## Requirement
Take each line containing "this" and report it exactly as written.

Figure collection entries:
::::::
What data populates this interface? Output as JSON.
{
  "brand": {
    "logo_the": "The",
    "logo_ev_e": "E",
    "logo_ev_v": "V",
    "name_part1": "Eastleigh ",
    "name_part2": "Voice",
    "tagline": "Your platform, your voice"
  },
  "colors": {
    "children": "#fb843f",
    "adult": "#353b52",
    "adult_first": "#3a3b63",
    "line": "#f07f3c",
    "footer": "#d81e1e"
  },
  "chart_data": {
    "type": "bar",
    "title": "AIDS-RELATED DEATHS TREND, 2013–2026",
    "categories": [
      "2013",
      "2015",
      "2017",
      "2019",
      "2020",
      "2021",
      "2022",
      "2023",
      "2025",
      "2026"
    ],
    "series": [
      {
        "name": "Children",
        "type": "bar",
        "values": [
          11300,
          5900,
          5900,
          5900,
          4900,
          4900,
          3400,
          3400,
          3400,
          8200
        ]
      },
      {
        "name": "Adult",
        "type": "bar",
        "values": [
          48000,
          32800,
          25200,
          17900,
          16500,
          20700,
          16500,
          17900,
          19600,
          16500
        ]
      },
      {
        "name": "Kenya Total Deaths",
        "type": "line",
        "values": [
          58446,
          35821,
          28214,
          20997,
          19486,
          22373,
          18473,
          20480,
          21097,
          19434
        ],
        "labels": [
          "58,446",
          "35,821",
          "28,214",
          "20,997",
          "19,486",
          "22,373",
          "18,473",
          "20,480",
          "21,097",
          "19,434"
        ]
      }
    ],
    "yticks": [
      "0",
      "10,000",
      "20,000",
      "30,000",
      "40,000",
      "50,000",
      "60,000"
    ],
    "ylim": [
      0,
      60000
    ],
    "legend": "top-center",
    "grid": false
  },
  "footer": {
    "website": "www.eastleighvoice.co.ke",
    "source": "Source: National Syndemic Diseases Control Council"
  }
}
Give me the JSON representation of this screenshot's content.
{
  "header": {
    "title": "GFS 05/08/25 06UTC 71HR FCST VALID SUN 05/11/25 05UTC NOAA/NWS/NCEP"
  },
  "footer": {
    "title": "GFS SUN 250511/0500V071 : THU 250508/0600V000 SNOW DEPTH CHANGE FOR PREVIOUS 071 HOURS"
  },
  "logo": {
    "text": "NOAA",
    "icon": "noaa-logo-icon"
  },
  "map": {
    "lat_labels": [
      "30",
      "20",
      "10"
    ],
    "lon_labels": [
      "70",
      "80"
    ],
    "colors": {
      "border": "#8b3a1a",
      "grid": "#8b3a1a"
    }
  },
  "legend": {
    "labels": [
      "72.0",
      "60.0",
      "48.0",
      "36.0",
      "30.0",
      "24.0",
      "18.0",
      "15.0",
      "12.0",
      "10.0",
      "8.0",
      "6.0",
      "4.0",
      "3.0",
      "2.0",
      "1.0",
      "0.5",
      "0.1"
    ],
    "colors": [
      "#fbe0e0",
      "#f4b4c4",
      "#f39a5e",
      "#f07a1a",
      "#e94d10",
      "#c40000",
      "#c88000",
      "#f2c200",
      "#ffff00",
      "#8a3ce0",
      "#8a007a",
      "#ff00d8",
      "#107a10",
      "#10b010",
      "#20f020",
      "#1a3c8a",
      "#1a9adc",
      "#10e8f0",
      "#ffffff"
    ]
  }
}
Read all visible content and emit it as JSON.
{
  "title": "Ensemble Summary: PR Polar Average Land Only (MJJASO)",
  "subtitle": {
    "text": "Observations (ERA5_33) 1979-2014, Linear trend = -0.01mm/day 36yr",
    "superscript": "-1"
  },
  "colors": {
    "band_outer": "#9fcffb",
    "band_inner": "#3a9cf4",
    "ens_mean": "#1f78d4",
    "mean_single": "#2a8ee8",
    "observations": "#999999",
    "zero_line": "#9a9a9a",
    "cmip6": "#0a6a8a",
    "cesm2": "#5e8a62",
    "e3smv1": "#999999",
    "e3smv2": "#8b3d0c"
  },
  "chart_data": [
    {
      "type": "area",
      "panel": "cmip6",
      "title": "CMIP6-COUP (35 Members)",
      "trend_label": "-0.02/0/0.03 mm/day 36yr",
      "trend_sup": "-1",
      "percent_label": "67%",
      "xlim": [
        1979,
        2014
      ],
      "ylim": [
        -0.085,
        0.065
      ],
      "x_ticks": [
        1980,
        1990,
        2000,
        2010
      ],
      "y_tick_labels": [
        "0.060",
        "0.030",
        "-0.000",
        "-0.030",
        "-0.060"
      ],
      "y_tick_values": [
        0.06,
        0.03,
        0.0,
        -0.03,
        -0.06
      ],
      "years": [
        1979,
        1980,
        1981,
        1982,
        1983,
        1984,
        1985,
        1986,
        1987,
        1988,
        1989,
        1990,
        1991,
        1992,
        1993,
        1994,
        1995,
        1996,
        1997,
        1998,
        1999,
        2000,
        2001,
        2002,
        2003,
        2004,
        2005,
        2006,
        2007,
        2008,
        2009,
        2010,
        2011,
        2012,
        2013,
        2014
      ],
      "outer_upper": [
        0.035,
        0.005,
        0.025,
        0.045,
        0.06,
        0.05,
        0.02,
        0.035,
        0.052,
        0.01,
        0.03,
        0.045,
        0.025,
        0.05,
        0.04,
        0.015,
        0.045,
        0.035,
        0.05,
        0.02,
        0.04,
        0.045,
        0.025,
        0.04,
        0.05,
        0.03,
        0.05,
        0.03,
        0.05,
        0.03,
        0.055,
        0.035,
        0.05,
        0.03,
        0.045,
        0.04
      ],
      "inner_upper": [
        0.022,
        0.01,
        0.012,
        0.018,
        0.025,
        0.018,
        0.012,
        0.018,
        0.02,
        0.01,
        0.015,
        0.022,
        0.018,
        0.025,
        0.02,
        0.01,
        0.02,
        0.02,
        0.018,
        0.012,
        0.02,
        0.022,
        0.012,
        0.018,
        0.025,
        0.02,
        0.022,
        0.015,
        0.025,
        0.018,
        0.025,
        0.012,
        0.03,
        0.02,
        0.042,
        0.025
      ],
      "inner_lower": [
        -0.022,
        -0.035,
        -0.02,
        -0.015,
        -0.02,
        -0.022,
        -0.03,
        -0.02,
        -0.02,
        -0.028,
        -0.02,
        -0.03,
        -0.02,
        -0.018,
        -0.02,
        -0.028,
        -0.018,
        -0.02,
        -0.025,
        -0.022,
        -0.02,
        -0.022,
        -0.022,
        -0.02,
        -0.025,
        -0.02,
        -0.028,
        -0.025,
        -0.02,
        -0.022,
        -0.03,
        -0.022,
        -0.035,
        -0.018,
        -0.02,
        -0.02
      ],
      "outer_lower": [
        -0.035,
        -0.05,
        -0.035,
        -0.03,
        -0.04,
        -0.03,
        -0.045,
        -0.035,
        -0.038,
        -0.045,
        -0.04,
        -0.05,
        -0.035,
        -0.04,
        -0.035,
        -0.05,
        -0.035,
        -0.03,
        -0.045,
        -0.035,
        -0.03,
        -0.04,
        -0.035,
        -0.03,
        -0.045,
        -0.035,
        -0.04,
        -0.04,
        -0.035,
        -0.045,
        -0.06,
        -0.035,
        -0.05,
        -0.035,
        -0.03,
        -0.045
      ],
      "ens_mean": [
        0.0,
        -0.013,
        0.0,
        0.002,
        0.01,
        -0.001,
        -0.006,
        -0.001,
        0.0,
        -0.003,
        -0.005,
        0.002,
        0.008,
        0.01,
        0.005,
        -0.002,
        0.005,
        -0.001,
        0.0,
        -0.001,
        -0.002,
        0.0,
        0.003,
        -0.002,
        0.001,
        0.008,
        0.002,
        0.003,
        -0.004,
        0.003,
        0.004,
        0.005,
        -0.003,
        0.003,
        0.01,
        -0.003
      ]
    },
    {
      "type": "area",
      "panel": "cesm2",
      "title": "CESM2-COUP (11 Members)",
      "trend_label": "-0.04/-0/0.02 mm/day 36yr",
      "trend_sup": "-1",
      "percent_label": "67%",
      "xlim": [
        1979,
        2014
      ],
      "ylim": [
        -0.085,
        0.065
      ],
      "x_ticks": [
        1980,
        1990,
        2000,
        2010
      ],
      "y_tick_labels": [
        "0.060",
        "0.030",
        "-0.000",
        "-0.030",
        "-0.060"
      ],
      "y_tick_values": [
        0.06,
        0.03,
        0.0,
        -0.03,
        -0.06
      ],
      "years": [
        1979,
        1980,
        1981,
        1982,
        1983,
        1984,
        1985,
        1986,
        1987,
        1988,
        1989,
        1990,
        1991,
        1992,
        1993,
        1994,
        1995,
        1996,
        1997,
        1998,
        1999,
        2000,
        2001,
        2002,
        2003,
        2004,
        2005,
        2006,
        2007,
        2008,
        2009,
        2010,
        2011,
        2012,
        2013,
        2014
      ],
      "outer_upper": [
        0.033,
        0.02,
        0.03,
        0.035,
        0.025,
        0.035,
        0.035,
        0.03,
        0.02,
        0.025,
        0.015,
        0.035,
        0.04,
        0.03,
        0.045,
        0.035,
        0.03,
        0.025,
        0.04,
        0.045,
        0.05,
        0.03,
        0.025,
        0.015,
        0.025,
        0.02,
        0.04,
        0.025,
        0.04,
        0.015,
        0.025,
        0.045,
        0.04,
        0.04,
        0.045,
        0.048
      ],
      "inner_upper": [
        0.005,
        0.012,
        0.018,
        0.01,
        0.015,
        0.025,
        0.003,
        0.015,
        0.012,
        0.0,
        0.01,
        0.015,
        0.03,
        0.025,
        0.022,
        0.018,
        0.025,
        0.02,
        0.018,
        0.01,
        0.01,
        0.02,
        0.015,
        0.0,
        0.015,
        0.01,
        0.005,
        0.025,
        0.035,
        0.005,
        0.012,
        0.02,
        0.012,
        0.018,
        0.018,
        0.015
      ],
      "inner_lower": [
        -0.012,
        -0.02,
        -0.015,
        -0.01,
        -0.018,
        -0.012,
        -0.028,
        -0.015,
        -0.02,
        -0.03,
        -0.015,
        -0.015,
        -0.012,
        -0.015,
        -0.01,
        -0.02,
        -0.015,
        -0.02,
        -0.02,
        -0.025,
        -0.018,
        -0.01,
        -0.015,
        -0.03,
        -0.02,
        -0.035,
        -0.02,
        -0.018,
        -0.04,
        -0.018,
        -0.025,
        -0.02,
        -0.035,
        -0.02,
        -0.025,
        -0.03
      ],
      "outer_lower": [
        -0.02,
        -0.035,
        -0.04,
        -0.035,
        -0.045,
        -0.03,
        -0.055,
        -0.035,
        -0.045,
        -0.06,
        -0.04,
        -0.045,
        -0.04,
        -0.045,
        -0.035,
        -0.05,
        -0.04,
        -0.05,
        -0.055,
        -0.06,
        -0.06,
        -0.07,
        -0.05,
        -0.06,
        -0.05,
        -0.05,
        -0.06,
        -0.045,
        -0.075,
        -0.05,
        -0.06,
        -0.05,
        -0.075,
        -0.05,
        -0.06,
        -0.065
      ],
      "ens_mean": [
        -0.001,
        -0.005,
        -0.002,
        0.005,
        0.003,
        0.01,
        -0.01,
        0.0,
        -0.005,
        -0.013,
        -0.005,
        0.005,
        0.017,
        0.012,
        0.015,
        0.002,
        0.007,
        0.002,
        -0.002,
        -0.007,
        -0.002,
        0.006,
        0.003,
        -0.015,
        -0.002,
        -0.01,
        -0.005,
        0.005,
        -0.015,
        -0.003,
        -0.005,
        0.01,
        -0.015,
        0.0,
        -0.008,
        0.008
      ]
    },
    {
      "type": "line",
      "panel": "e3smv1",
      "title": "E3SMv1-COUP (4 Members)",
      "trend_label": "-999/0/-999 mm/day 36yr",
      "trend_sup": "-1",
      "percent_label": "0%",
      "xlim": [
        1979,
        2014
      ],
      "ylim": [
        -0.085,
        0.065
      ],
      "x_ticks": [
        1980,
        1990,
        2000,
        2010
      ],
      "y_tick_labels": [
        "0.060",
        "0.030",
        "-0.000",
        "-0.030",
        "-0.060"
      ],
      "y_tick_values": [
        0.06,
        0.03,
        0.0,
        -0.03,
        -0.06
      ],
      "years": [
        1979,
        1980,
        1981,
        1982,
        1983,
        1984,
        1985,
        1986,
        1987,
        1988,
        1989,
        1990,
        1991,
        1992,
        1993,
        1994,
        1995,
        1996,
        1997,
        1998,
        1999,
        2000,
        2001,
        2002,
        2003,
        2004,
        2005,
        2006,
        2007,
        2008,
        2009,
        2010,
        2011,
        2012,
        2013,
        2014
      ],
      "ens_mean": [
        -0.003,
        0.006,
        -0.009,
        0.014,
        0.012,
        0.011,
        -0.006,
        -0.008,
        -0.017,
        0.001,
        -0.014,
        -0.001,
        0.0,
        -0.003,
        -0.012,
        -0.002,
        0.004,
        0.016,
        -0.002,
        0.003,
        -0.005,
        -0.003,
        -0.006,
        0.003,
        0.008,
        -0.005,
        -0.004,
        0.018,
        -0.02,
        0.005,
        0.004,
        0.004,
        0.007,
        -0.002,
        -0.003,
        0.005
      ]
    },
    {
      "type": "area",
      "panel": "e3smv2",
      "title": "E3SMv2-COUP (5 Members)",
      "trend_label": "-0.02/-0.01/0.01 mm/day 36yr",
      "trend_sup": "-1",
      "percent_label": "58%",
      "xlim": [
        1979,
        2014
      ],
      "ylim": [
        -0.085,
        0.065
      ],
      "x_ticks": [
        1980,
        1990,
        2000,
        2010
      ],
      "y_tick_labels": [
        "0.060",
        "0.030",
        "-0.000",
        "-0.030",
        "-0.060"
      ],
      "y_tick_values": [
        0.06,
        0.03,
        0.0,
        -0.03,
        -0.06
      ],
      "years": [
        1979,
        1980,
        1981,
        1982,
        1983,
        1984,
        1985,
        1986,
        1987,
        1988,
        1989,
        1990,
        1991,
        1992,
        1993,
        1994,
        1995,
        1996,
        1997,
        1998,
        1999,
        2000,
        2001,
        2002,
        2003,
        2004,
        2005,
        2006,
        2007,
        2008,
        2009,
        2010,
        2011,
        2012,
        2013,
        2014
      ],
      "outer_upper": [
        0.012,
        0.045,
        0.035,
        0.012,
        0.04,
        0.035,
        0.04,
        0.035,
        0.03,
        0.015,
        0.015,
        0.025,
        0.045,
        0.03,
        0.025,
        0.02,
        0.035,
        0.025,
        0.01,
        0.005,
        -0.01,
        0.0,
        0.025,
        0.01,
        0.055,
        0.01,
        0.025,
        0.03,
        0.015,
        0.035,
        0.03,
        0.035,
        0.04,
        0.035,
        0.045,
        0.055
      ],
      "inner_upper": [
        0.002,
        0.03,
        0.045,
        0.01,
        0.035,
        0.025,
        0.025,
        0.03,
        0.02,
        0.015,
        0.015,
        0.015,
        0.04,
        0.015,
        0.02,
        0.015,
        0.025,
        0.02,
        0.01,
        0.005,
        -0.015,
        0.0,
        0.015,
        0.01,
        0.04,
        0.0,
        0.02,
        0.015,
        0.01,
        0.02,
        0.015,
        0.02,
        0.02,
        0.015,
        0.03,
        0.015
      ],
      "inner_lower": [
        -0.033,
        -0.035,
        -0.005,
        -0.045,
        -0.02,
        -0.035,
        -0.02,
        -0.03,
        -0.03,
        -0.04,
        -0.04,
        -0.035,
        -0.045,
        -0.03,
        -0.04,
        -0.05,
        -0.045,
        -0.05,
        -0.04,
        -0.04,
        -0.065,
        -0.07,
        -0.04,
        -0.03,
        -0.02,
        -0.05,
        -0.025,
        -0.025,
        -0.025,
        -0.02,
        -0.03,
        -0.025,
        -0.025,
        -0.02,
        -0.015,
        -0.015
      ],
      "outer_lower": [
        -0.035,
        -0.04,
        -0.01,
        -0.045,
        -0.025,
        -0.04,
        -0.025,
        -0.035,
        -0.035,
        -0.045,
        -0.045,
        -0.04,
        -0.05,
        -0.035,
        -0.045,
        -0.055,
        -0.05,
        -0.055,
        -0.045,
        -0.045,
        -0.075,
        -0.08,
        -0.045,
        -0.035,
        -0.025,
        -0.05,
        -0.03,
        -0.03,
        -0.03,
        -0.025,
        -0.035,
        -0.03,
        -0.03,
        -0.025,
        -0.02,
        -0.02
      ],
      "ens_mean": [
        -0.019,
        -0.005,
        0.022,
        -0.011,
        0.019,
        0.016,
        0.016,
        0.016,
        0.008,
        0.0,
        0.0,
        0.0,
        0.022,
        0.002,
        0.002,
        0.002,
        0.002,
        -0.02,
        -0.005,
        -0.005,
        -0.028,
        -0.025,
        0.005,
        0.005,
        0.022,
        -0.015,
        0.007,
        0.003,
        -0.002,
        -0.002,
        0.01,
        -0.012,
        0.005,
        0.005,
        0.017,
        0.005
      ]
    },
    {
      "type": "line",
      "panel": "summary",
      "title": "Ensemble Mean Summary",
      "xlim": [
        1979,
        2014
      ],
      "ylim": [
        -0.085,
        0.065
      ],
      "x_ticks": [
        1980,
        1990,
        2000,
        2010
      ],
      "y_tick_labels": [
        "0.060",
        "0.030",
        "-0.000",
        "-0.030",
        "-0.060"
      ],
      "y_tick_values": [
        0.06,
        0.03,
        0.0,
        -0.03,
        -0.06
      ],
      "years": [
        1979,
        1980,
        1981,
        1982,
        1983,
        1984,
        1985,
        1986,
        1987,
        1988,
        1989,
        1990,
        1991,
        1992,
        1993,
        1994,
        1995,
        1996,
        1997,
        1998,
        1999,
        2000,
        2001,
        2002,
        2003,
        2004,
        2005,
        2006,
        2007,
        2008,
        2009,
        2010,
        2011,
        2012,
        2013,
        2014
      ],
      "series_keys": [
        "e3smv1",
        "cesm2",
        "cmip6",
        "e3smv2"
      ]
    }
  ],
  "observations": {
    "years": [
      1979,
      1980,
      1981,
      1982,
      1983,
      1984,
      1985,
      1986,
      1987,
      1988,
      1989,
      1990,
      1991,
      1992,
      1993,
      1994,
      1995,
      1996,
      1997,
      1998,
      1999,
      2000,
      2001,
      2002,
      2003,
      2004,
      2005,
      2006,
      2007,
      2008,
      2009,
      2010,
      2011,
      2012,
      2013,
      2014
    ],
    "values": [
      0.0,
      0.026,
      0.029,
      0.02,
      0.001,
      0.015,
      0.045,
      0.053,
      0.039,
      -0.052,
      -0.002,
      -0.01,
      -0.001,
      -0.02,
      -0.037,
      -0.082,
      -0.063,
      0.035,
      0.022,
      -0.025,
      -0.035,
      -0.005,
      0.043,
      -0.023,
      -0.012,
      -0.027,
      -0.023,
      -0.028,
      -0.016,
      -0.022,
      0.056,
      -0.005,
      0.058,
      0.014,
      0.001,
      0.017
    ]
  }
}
::::::
## Task answer
What data populates this interface? Output as JSON.
Give me the JSON representation of this screenshot's content.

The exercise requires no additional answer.